**GOAL OF THE EXERCISE**: Everything from the line containing "Read the values" down to the last line of the entries below must be transcribed exactly, and nothing else.

**Records that describe figures**:

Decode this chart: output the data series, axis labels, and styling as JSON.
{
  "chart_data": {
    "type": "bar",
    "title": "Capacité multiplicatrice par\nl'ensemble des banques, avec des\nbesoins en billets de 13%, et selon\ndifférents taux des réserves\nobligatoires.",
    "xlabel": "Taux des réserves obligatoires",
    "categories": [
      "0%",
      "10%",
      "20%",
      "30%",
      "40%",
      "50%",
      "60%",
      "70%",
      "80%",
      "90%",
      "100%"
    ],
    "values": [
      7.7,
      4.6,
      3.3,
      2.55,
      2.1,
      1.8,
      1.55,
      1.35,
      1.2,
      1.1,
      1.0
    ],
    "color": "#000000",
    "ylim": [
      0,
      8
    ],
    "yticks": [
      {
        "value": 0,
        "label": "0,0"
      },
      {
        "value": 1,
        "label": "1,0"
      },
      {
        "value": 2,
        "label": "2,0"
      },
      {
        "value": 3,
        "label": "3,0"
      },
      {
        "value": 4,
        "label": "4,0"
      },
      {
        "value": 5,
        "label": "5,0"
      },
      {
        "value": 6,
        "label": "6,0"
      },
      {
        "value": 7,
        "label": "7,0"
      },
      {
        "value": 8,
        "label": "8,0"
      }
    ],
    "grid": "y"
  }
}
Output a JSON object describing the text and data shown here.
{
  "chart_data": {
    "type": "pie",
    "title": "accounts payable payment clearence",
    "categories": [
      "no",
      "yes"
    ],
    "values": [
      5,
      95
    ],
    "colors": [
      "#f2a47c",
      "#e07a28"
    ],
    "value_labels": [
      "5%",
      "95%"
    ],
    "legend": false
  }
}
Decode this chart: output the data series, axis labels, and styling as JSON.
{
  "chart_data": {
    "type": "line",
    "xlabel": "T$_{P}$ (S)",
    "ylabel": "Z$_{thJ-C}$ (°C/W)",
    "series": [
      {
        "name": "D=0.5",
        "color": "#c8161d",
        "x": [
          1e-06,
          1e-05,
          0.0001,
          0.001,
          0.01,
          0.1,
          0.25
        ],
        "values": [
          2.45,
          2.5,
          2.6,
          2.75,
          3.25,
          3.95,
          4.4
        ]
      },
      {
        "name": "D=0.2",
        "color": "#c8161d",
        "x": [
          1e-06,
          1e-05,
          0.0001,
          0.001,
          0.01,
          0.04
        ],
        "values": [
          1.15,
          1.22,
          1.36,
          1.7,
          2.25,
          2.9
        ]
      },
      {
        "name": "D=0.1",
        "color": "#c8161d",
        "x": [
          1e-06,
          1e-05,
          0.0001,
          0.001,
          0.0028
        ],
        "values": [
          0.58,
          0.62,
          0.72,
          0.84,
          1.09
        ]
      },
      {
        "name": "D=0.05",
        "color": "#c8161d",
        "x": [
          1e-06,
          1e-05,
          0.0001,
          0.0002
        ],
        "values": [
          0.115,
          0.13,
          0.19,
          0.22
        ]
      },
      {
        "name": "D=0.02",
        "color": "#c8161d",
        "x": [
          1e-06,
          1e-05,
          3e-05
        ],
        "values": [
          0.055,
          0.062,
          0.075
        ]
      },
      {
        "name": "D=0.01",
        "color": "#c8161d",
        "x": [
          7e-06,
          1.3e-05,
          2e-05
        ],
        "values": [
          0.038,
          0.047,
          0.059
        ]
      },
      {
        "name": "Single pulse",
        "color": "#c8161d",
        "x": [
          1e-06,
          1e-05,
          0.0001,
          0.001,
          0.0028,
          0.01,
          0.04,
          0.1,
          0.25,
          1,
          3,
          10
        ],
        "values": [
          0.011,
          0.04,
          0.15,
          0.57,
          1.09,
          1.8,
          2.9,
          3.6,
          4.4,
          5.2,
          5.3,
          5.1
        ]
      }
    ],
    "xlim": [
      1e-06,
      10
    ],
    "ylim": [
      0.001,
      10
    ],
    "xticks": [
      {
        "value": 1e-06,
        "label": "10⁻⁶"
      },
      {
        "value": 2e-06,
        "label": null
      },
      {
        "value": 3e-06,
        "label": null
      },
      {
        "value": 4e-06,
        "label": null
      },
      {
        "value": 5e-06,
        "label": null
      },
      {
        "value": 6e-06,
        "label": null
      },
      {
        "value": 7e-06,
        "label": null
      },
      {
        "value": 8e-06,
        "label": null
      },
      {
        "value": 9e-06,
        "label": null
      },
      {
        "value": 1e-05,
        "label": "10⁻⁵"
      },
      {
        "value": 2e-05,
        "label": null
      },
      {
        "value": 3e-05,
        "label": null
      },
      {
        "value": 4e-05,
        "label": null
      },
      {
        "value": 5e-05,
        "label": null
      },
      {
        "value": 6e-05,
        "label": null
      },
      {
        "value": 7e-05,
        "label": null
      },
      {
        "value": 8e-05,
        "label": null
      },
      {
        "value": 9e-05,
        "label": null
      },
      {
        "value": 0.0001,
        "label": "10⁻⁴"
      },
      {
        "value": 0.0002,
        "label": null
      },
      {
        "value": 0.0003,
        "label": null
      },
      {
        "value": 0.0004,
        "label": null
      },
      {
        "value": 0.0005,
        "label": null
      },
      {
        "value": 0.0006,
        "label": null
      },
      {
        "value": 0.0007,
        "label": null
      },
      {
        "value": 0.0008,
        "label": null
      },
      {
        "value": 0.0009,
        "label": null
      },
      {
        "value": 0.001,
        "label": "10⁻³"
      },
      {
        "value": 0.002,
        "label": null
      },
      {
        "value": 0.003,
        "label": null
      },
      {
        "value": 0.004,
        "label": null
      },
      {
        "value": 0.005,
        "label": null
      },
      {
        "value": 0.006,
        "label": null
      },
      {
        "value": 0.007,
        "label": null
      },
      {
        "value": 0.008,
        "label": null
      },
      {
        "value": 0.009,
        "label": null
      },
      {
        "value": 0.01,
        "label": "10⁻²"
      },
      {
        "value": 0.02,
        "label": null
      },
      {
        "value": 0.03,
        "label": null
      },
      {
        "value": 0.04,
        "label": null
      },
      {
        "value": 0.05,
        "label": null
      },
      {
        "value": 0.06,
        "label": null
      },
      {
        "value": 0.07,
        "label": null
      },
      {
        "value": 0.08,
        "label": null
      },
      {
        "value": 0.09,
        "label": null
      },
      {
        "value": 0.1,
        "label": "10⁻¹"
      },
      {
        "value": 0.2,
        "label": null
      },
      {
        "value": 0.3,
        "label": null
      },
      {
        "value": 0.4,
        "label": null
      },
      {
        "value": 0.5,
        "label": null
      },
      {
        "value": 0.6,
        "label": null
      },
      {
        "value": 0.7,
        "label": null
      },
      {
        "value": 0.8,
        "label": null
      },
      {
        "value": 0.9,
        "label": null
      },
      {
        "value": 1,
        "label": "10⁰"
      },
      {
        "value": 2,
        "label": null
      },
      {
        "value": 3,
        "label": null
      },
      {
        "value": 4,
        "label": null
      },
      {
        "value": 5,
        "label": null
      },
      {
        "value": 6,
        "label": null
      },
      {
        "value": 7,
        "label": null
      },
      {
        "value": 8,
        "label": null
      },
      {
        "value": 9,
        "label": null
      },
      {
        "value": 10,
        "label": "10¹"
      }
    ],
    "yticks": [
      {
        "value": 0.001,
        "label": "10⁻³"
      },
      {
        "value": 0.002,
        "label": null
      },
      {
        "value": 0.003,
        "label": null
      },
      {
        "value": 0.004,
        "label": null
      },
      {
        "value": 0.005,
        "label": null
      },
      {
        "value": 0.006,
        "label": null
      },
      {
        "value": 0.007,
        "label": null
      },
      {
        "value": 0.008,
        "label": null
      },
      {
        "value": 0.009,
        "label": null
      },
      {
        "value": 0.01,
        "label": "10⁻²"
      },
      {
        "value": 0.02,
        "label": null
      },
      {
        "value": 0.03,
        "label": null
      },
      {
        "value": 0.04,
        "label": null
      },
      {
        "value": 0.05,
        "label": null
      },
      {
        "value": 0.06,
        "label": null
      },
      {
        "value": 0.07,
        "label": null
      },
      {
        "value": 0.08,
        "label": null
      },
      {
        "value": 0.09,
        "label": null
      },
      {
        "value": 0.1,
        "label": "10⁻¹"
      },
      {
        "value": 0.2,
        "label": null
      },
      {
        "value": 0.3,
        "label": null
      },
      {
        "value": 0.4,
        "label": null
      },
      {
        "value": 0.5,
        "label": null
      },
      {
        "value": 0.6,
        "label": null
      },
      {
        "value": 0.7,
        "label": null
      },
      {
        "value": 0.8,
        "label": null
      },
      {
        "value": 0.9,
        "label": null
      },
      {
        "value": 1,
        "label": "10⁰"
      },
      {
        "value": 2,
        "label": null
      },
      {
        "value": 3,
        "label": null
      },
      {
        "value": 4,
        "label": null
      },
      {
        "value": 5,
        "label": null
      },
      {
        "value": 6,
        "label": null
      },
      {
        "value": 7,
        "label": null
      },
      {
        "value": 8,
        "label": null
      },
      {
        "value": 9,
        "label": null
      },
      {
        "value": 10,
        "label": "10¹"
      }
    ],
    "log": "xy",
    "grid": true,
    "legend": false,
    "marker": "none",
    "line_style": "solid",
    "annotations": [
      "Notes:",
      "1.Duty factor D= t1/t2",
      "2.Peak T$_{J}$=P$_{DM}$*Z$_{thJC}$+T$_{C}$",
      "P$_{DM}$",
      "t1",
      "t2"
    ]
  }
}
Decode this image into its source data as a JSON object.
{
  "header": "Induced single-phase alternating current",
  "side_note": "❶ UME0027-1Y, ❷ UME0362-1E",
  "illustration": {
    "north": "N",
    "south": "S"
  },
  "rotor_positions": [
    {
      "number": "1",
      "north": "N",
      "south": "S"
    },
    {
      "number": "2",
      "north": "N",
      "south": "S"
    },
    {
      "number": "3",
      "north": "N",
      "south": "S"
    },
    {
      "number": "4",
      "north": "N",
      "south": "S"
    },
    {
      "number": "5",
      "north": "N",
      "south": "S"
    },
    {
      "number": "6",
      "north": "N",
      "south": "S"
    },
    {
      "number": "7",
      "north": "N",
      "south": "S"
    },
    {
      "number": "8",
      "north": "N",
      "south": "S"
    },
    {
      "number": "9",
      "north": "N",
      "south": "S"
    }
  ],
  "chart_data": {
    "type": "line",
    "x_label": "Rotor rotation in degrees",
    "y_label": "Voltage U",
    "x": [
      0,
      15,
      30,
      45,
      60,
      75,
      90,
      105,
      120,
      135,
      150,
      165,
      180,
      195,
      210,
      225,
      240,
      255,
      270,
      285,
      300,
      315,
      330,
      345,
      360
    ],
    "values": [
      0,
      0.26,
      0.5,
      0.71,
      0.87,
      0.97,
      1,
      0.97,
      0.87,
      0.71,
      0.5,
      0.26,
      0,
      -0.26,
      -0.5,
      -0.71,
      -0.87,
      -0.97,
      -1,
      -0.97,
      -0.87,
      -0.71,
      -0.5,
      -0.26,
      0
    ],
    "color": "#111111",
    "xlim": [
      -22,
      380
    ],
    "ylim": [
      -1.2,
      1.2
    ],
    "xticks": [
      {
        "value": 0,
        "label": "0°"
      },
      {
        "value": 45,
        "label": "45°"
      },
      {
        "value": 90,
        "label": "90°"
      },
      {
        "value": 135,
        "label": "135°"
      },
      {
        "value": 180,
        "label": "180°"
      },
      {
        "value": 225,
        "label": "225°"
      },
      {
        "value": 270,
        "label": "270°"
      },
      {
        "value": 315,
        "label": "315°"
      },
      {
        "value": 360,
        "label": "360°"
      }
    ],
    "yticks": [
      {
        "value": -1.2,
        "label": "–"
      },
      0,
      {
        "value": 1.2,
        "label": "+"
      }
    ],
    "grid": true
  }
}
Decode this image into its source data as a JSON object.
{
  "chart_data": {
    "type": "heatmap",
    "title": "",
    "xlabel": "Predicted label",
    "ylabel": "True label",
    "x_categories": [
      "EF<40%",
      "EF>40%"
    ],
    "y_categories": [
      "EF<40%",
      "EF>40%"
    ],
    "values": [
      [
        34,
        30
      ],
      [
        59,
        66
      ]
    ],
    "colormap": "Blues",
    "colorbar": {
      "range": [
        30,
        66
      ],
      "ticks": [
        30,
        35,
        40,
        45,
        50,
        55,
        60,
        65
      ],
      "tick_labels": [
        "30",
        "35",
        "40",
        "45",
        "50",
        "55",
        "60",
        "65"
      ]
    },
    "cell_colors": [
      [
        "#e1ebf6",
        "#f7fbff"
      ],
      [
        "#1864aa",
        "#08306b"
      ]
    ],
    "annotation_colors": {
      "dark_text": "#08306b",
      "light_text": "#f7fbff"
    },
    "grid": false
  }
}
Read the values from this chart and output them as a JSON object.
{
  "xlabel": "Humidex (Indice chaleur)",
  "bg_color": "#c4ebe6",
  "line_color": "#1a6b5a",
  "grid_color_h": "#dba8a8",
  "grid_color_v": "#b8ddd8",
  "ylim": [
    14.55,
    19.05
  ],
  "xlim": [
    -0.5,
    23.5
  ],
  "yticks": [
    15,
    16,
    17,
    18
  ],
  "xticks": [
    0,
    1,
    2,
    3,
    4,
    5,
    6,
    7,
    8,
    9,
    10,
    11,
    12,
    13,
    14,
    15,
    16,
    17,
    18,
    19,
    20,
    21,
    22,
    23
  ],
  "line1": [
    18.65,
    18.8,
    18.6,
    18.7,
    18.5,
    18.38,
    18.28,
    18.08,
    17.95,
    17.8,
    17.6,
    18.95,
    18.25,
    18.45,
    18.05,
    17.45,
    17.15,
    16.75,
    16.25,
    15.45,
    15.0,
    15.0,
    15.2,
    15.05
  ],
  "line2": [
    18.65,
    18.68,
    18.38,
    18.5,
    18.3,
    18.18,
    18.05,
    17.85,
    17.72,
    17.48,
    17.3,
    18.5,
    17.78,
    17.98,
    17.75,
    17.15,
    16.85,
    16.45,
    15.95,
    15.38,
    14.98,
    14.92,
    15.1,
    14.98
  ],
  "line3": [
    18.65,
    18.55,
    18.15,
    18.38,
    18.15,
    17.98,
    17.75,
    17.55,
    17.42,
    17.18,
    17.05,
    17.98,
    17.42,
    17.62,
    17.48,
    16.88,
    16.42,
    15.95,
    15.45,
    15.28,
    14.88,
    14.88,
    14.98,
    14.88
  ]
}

**EXERCISE OUTPUT**:
Read the values from this chart and output them as a JSON object.
{
  "xlabel": "Humidex (Indice chaleur)",
  "bg_color": "#c4ebe6",
  "line_color": "#1a6b5a",
  "grid_color_h": "#dba8a8",
  "grid_color_v": "#b8ddd8",
  "ylim": [
    14.55,
    19.05
  ],
  "xlim": [
    -0.5,
    23.5
  ],
  "yticks": [
    15,
    16,
    17,
    18
  ],
  "xticks": [
    0,
    1,
    2,
    3,
    4,
    5,
    6,
    7,
    8,
    9,
    10,
    11,
    12,
    13,
    14,
    15,
    16,
    17,
    18,
    19,
    20,
    21,
    22,
    23
  ],
  "line1": [
    18.65,
    18.8,
    18.6,
    18.7,
    18.5,
    18.38,
    18.28,
    18.08,
    17.95,
    17.8,
    17.6,
    18.95,
    18.25,
    18.45,
    18.05,
    17.45,
    17.15,
    16.75,
    16.25,
    15.45,
    15.0,
    15.0,
    15.2,
    15.05
  ],
  "line2": [
    18.65,
    18.68,
    18.38,
    18.5,
    18.3,
    18.18,
    18.05,
    17.85,
    17.72,
    17.48,
    17.3,
    18.5,
    17.78,
    17.98,
    17.75,
    17.15,
    16.85,
    16.45,
    15.95,
    15.38,
    14.98,
    14.92,
    15.1,
    14.98
  ],
  "line3": [
    18.65,
    18.55,
    18.15,
    18.38,
    18.15,
    17.98,
    17.75,
    17.55,
    17.42,
    17.18,
    17.05,
    17.98,
    17.42,
    17.62,
    17.48,
    16.88,
    16.42,
    15.95,
    15.45,
    15.28,
    14.88,
    14.88,
    14.98,
    14.88
  ]
}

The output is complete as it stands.